-- BEGIN Data --
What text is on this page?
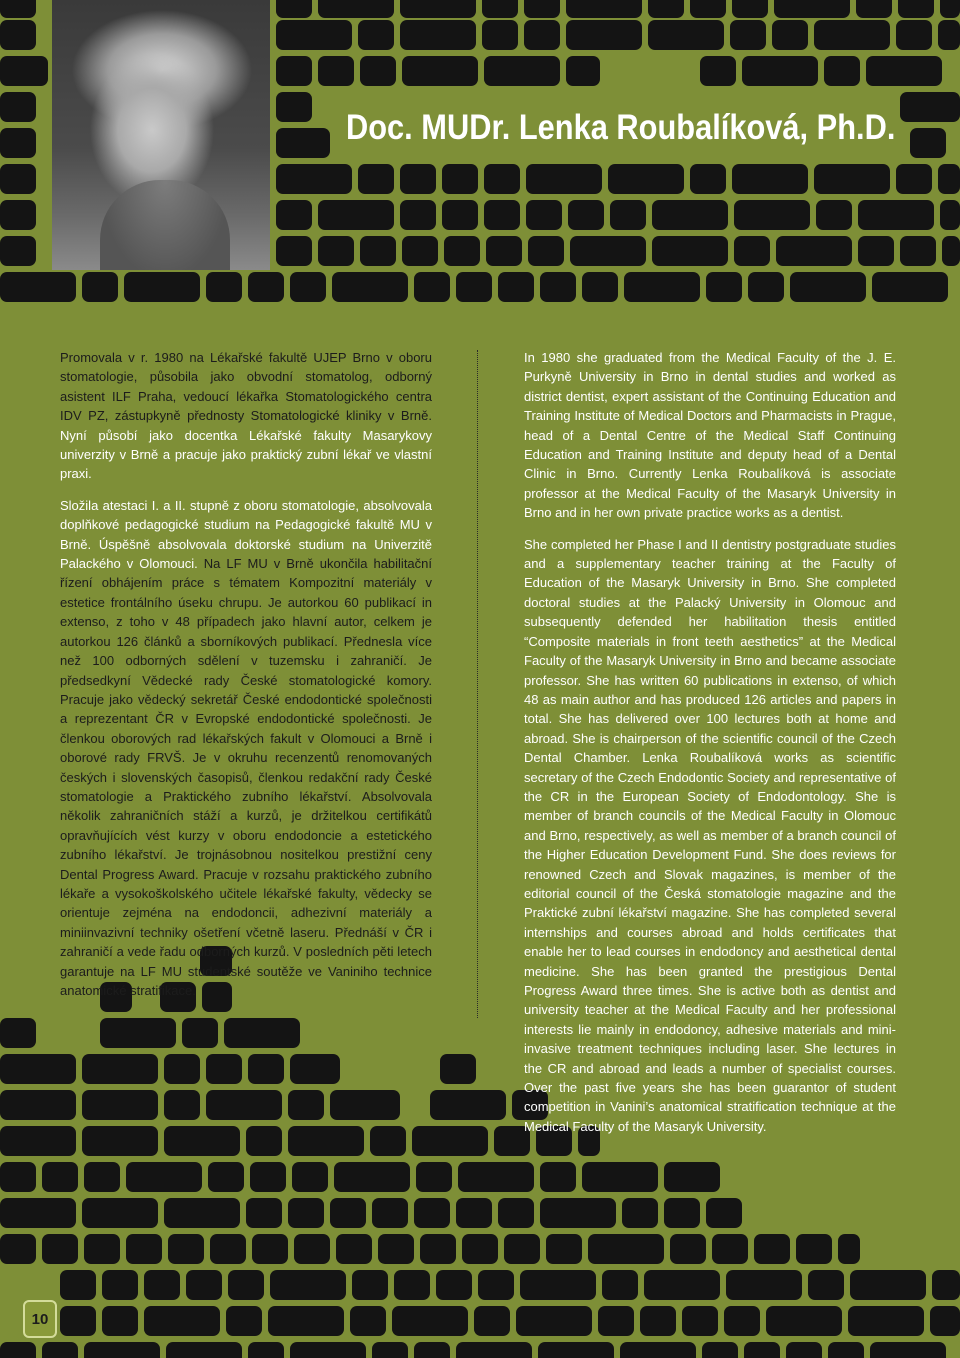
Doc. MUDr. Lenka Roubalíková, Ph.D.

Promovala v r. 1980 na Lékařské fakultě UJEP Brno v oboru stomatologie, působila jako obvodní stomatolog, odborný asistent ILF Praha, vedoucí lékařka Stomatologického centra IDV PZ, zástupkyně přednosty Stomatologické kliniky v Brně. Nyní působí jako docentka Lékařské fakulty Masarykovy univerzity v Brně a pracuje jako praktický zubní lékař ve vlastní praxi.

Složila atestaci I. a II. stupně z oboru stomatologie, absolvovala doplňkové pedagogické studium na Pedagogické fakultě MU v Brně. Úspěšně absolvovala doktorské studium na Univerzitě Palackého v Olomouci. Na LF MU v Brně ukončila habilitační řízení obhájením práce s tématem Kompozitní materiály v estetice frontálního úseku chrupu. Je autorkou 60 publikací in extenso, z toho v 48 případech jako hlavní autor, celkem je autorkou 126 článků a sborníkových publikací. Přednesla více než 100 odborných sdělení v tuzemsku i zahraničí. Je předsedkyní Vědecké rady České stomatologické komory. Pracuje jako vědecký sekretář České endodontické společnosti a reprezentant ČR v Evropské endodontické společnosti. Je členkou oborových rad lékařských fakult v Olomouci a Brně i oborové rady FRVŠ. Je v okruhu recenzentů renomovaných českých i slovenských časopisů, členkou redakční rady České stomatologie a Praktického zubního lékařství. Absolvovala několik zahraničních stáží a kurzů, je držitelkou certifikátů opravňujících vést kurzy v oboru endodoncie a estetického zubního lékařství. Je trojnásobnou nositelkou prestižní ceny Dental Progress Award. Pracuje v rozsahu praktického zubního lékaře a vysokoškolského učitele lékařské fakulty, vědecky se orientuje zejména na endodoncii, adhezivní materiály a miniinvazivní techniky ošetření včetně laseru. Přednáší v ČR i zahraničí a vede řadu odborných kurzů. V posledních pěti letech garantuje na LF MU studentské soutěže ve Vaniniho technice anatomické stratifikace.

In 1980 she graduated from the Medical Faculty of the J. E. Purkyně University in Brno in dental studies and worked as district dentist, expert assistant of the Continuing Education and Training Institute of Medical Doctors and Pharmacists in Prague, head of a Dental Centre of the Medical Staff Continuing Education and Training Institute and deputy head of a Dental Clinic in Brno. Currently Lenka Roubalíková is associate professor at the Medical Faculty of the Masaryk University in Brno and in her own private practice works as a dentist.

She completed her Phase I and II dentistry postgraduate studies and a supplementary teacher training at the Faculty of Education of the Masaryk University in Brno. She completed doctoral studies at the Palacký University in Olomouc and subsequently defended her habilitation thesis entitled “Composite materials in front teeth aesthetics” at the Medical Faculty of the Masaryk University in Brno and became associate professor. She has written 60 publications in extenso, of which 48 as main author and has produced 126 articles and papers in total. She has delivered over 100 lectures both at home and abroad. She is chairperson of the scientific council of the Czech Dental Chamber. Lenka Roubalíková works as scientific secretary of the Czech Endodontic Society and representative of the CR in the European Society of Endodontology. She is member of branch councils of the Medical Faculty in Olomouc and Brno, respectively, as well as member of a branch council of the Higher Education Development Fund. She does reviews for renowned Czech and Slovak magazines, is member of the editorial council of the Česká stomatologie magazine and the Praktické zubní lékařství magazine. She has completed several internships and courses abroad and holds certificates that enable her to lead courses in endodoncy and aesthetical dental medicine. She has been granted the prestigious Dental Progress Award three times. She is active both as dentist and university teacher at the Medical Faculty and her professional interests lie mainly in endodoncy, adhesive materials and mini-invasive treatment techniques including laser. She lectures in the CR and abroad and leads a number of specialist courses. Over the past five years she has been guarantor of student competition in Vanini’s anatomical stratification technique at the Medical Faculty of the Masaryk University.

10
-- END Data --
-- BEGIN Data --
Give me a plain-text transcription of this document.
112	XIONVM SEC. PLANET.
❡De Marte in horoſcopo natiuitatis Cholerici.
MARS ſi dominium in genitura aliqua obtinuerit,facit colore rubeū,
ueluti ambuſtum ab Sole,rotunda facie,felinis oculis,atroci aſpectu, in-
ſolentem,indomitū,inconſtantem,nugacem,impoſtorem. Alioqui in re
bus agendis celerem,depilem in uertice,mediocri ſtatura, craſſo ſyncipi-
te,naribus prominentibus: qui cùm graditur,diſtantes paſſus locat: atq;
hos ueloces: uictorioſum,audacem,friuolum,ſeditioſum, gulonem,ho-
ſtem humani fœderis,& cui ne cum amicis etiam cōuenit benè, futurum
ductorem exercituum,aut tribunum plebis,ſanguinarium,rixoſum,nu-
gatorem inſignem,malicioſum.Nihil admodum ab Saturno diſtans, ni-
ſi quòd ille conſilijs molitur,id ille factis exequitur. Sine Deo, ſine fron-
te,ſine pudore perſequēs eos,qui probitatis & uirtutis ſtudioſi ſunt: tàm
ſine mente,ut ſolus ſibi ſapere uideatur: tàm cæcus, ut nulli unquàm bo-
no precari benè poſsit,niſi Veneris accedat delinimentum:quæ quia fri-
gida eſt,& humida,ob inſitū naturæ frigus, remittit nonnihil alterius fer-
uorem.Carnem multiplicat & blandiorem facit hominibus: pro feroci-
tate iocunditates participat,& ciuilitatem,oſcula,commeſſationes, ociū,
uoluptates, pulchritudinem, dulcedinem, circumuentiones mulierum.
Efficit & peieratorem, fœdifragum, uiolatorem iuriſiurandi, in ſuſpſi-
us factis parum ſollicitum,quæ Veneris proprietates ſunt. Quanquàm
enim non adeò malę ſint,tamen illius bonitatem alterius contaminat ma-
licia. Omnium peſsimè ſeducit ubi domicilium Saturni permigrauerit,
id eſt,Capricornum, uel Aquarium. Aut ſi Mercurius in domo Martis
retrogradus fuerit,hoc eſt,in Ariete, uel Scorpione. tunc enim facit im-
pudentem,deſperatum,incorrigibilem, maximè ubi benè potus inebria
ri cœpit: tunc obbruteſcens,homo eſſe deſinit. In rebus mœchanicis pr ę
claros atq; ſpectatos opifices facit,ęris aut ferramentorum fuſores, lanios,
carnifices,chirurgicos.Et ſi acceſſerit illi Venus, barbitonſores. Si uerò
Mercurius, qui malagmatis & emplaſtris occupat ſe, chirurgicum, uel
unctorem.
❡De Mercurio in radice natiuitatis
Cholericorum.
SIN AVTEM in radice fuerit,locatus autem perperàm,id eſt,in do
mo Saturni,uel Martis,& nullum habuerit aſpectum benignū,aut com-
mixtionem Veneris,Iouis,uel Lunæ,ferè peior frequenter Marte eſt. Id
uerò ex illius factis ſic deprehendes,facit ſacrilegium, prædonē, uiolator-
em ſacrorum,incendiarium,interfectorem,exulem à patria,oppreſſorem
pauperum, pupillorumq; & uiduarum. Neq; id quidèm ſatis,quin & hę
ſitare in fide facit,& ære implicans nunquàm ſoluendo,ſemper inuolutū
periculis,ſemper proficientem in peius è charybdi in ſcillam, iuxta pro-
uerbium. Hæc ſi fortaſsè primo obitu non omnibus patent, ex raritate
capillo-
-- END Data --
What is needed - Report the number of lines in the entries above that include the string "natiuitatis". Give nothing but the number.

Final result - 2